## MATERIAL FOR THIS EXERCISE
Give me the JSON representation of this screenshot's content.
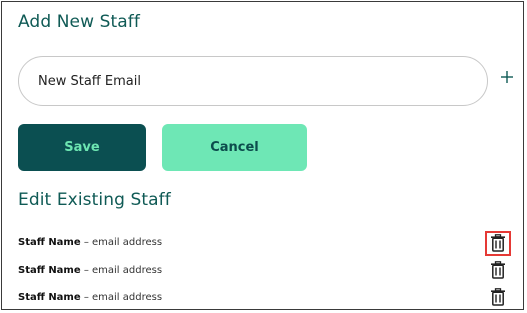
{
  "add_section": {
    "title": "Add New Staff",
    "email_placeholder": "New Staff Email",
    "add_icon": "plus-icon",
    "save_label": "Save",
    "cancel_label": "Cancel"
  },
  "edit_section": {
    "title": "Edit Existing Staff",
    "staff": [
      {
        "name": "Staff Name",
        "detail": " – email address",
        "action_icon": "trash-icon",
        "highlighted": true
      },
      {
        "name": "Staff Name",
        "detail": " – email address",
        "action_icon": "trash-icon",
        "highlighted": false
      },
      {
        "name": "Staff Name",
        "detail": " – email address",
        "action_icon": "trash-icon",
        "highlighted": false
      }
    ]
  },
  "colors": {
    "heading": "#0f5a55",
    "save_bg": "#0b4f51",
    "save_text": "#6de5b1",
    "cancel_bg": "#6ee7b5",
    "highlight": "#e53935"
  }
}
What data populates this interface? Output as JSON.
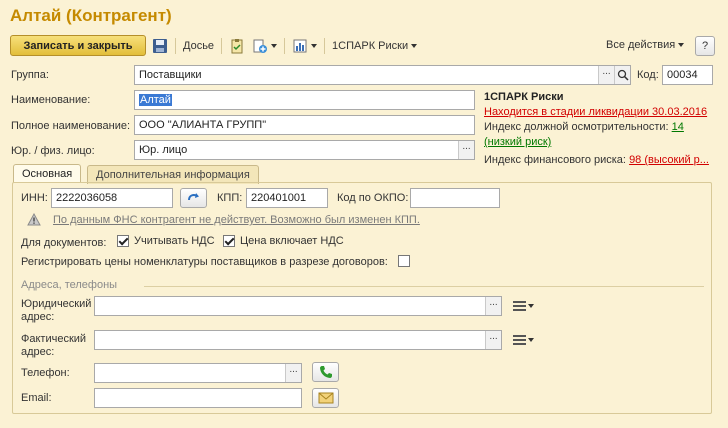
{
  "window": {
    "title": "Алтай (Контрагент)"
  },
  "toolbar": {
    "save_close": "Записать и закрыть",
    "dossier": "Досье",
    "spark": "1СПАРК Риски",
    "all_actions": "Все действия",
    "help": "?"
  },
  "form": {
    "group_label": "Группа:",
    "group_value": "Поставщики",
    "code_label": "Код:",
    "code_value": "00034",
    "name_label": "Наименование:",
    "name_value": "Алтай",
    "fullname_label": "Полное наименование:",
    "fullname_value": "ООО \"АЛИАНТА ГРУПП\"",
    "legal_label": "Юр. / физ. лицо:",
    "legal_value": "Юр. лицо"
  },
  "spark_panel": {
    "title": "1СПАРК Риски",
    "liquidation": "Находится в стадии ликвидации 30.03.2016",
    "due_diligence_label": "Индекс должной осмотрительности:",
    "due_diligence_value": "14",
    "due_diligence_note": "(низкий риск)",
    "financial_label": "Индекс финансового риска:",
    "financial_value": "98 (высокий р..."
  },
  "tabs": {
    "main": "Основная",
    "additional": "Дополнительная информация"
  },
  "main_tab": {
    "inn_label": "ИНН:",
    "inn_value": "2222036058",
    "kpp_label": "КПП:",
    "kpp_value": "220401001",
    "okpo_label": "Код по ОКПО:",
    "okpo_value": "",
    "warning": "По данным ФНС контрагент не действует. Возможно был изменен КПП.",
    "for_docs_label": "Для документов:",
    "vat_label": "Учитывать НДС",
    "vat_checked": true,
    "price_vat_label": "Цена включает НДС",
    "price_vat_checked": true,
    "register_prices_label": "Регистрировать цены номенклатуры поставщиков в разрезе договоров:",
    "register_prices_checked": false,
    "section_title": "Адреса, телефоны",
    "legal_address_label": "Юридический адрес:",
    "legal_address_value": "",
    "actual_address_label": "Фактический адрес:",
    "actual_address_value": "",
    "phone_label": "Телефон:",
    "phone_value": "",
    "email_label": "Email:",
    "email_value": ""
  },
  "colors": {
    "background": "#fbf2d4",
    "title": "#c58a00",
    "accent_button": "#e2be3a",
    "danger": "#d20000",
    "ok": "#007800"
  }
}
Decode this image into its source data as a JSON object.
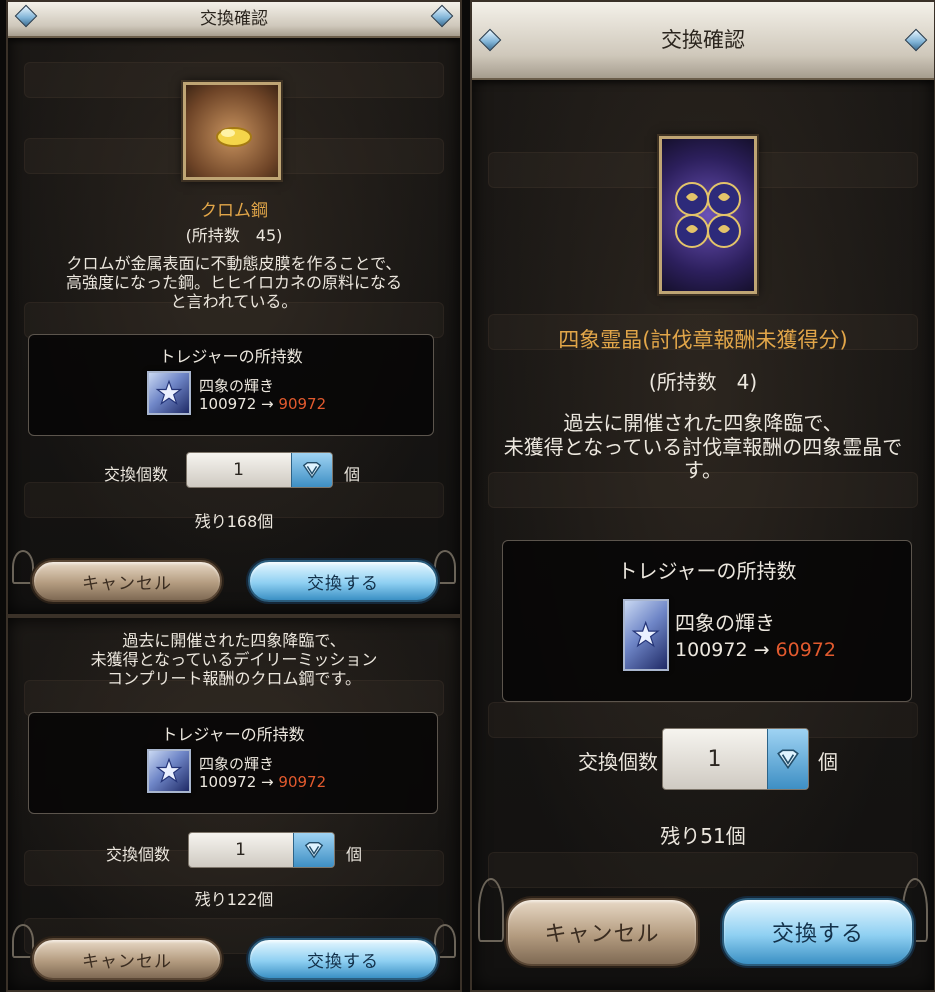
{
  "panels": [
    {
      "title": "交換確認",
      "item_name": "クロム鋼",
      "owned": "(所持数　45)",
      "description": [
        "クロムが金属表面に不動態皮膜を作ることで、",
        "高強度になった鋼。ヒヒイロカネの原料になる",
        "と言われている。"
      ],
      "treasure": {
        "title": "トレジャーの所持数",
        "name": "四象の輝き",
        "before": "100972",
        "arrow": "→",
        "after": "90972"
      },
      "qty_label": "交換個数",
      "qty_value": "1",
      "qty_unit": "個",
      "remaining": "残り168個",
      "cancel_label": "キャンセル",
      "confirm_label": "交換する"
    },
    {
      "description": [
        "過去に開催された四象降臨で、",
        "未獲得となっているデイリーミッション",
        "コンプリート報酬のクロム鋼です。"
      ],
      "treasure": {
        "title": "トレジャーの所持数",
        "name": "四象の輝き",
        "before": "100972",
        "arrow": "→",
        "after": "90972"
      },
      "qty_label": "交換個数",
      "qty_value": "1",
      "qty_unit": "個",
      "remaining": "残り122個",
      "cancel_label": "キャンセル",
      "confirm_label": "交換する"
    },
    {
      "title": "交換確認",
      "item_name": "四象霊晶(討伐章報酬未獲得分)",
      "owned": "(所持数　4)",
      "description": [
        "過去に開催された四象降臨で、",
        "未獲得となっている討伐章報酬の四象霊晶で",
        "す。"
      ],
      "treasure": {
        "title": "トレジャーの所持数",
        "name": "四象の輝き",
        "before": "100972",
        "arrow": "→",
        "after": "60972"
      },
      "qty_label": "交換個数",
      "qty_value": "1",
      "qty_unit": "個",
      "remaining": "残り51個",
      "cancel_label": "キャンセル",
      "confirm_label": "交換する"
    }
  ],
  "colors": {
    "item_name": "#e2a649",
    "after_value": "#e25a2e",
    "confirm_button": "#8fd0f2",
    "cancel_button": "#b49c80"
  },
  "icons": {
    "treasure": "star-icon",
    "chrome_steel": "gold-nugget-icon",
    "spirit_crystal": "four-orb-crystal-icon",
    "dropdown": "diamond-chevron-icon"
  }
}
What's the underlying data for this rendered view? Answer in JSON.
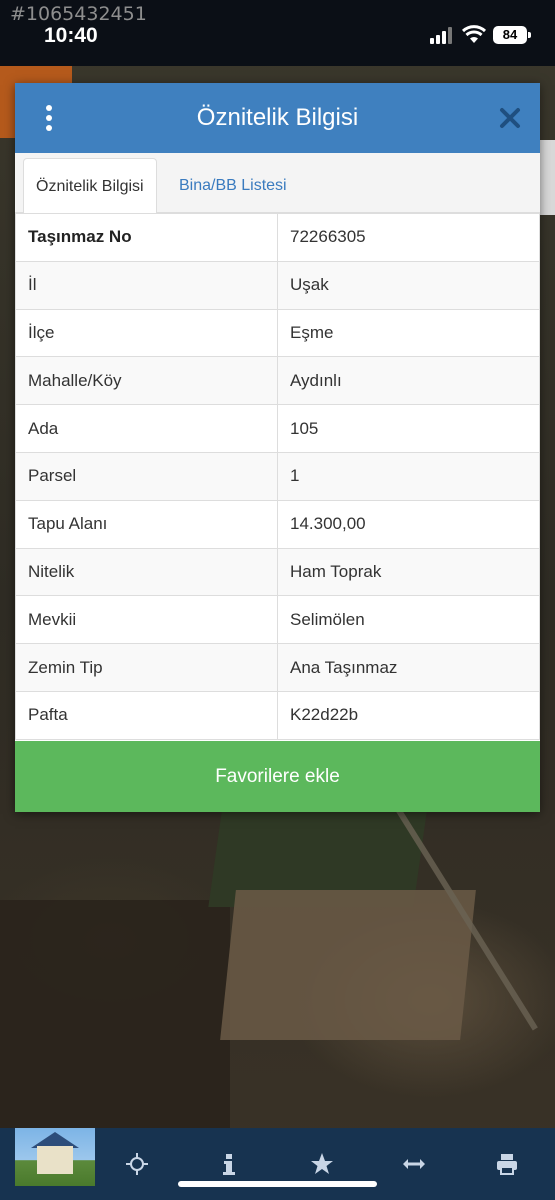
{
  "status_bar": {
    "watermark_id": "#1065432451",
    "time": "10:40",
    "battery": "84"
  },
  "dialog": {
    "title": "Öznitelik Bilgisi",
    "tabs": [
      {
        "label": "Öznitelik Bilgisi",
        "active": true
      },
      {
        "label": "Bina/BB Listesi",
        "active": false
      }
    ],
    "rows": [
      {
        "key": "Taşınmaz No",
        "value": "72266305"
      },
      {
        "key": "İl",
        "value": "Uşak"
      },
      {
        "key": "İlçe",
        "value": "Eşme"
      },
      {
        "key": "Mahalle/Köy",
        "value": "Aydınlı"
      },
      {
        "key": "Ada",
        "value": "105"
      },
      {
        "key": "Parsel",
        "value": "1"
      },
      {
        "key": "Tapu Alanı",
        "value": "14.300,00"
      },
      {
        "key": "Nitelik",
        "value": "Ham Toprak"
      },
      {
        "key": "Mevkii",
        "value": "Selimölen"
      },
      {
        "key": "Zemin Tip",
        "value": "Ana Taşınmaz"
      },
      {
        "key": "Pafta",
        "value": "K22d22b"
      }
    ],
    "favorite_button": "Favorilere ekle"
  },
  "toolbar": {
    "icons": [
      "move-icon",
      "info-icon",
      "star-icon",
      "measure-icon",
      "print-icon"
    ]
  },
  "colors": {
    "header_blue": "#3f80bf",
    "tab_link_blue": "#3a7bbf",
    "favorite_green": "#5cb85c",
    "toolbar_navy": "#173350"
  }
}
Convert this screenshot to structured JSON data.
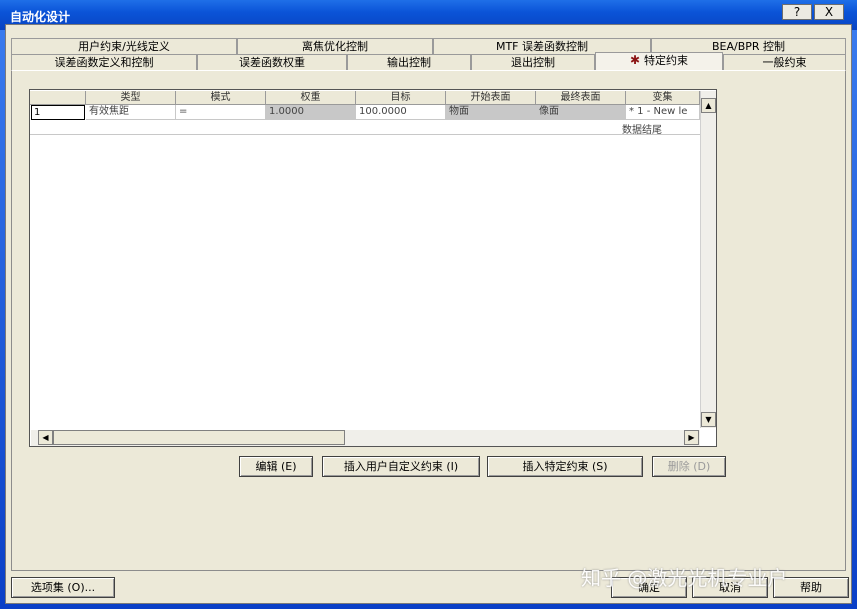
{
  "window": {
    "title": "自动化设计",
    "help_glyph": "?",
    "close_glyph": "X"
  },
  "tabs": {
    "row1": [
      "用户约束/光线定义",
      "离焦优化控制",
      "MTF 误差函数控制",
      "BEA/BPR 控制"
    ],
    "row2": [
      "误差函数定义和控制",
      "误差函数权重",
      "输出控制",
      "退出控制",
      "特定约束",
      "一般约束"
    ],
    "active": "特定约束",
    "active_icon": "star-icon"
  },
  "grid": {
    "headers": [
      "类型",
      "模式",
      "权重",
      "目标",
      "开始表面",
      "最终表面",
      "变集"
    ],
    "row": {
      "num": "1",
      "type": "有效焦距",
      "mode": "=",
      "weight": "1.0000",
      "target": "100.0000",
      "start_surface": "物面",
      "end_surface": "像面",
      "zoom": "*   1 - New le"
    },
    "end_text": "数据结尾"
  },
  "buttons": {
    "edit": "编辑 (E)",
    "insert_user": "插入用户自定义约束 (I)",
    "insert_specific": "插入特定约束 (S)",
    "delete": "删除 (D)",
    "options": "选项集 (O)...",
    "ok": "确定",
    "cancel": "取消",
    "help": "帮助"
  },
  "watermark": "知乎 @激光光机专业户",
  "colors": {
    "title_bar": "#0b54d8",
    "face": "#ece9d8",
    "gray_cell": "#c8c8c8"
  }
}
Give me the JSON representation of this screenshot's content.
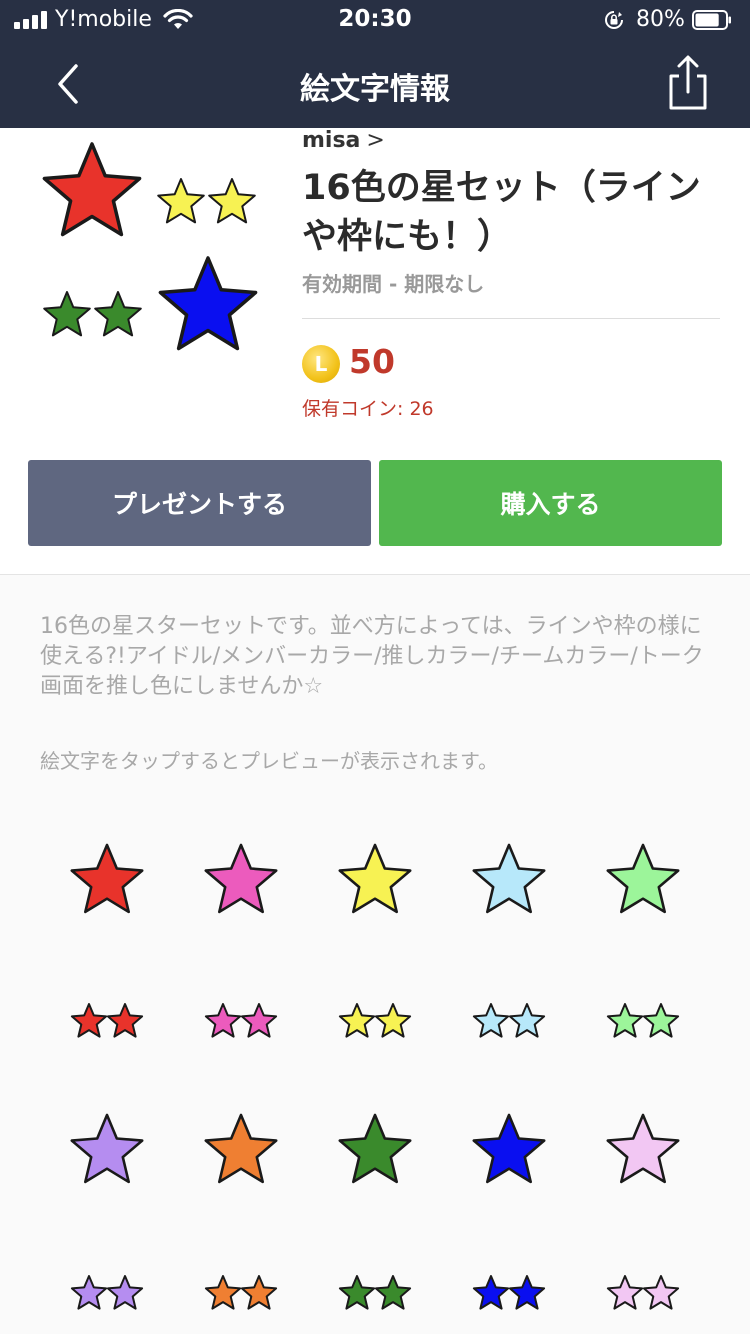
{
  "status_bar": {
    "carrier": "Y!mobile",
    "time": "20:30",
    "battery": "80%",
    "battery_level": 0.8,
    "icons": [
      "signal-icon",
      "wifi-icon",
      "rotation-lock-icon",
      "battery-icon"
    ]
  },
  "nav": {
    "title": "絵文字情報",
    "back_icon": "chevron-left-icon",
    "share_icon": "share-icon"
  },
  "product": {
    "author": "misa",
    "author_chevron": ">",
    "title": "16色の星セット（ラインや枠にも！）",
    "validity": "有効期間 - 期限なし",
    "coin_letter": "L",
    "price": "50",
    "owned_coins": "保有コイン: 26",
    "hero_colors": [
      "#e8332b",
      "#f7f253",
      "#3a8a2c",
      "#0a0ff0"
    ]
  },
  "buttons": {
    "present": "プレゼントする",
    "buy": "購入する"
  },
  "colors": {
    "accent_buy": "#52b74e",
    "button_present": "#5f6780",
    "price": "#c0392b",
    "header_bg": "#283044"
  },
  "description": "16色の星スターセットです。並べ方によっては、ラインや枠の様に使える?!アイドル/メンバーカラー/推しカラー/チームカラー/トーク画面を推し色にしませんか☆",
  "hint": "絵文字をタップするとプレビューが表示されます。",
  "emoji_grid": {
    "rows": [
      {
        "kind": "single",
        "colors": [
          "#e8332b",
          "#ec5bbd",
          "#f7f253",
          "#b7e8fa",
          "#9cf59a"
        ]
      },
      {
        "kind": "double",
        "colors": [
          "#e8332b",
          "#ec5bbd",
          "#f7f253",
          "#b7e8fa",
          "#9cf59a"
        ]
      },
      {
        "kind": "single",
        "colors": [
          "#b58df0",
          "#ef7f32",
          "#3a8a2c",
          "#0a0ff0",
          "#f2c7f3"
        ]
      },
      {
        "kind": "double",
        "colors": [
          "#b58df0",
          "#ef7f32",
          "#3a8a2c",
          "#0a0ff0",
          "#f2c7f3"
        ]
      }
    ]
  }
}
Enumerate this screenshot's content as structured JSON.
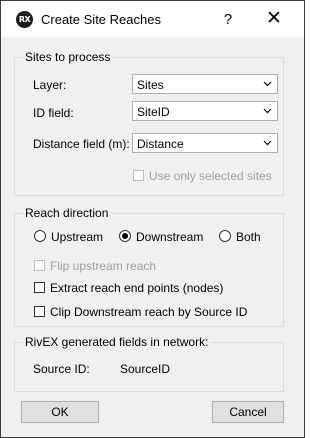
{
  "window": {
    "title": "Create Site Reaches",
    "app_icon_text": "RX",
    "help_label": "?",
    "close_label": "✕"
  },
  "sites": {
    "group_title": "Sites to process",
    "layer_label": "Layer:",
    "layer_value": "Sites",
    "id_label": "ID field:",
    "id_value": "SiteID",
    "distance_label": "Distance field (m):",
    "distance_value": "Distance",
    "selected_only_label": "Use only selected sites",
    "selected_only_checked": false
  },
  "direction": {
    "group_title": "Reach direction",
    "upstream_label": "Upstream",
    "downstream_label": "Downstream",
    "both_label": "Both",
    "selected": "Downstream",
    "flip_label": "Flip upstream reach",
    "extract_label": "Extract reach end points (nodes)",
    "clip_label": "Clip Downstream reach by Source ID"
  },
  "rivex": {
    "group_title": "RivEX generated fields in network:",
    "source_label": "Source ID:",
    "source_value": "SourceID"
  },
  "buttons": {
    "ok_label": "OK",
    "cancel_label": "Cancel"
  }
}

## TASK DIRECTIONS
Copy all lines in the listing above where the string "screenshot" appears.

## ANSWER
Give me the JSON representation of this screenshot's content.
Convert this screenshot to structured JSON data.
Give me the JSON representation of this screenshot's content.
Enumerate this screenshot's content as structured JSON.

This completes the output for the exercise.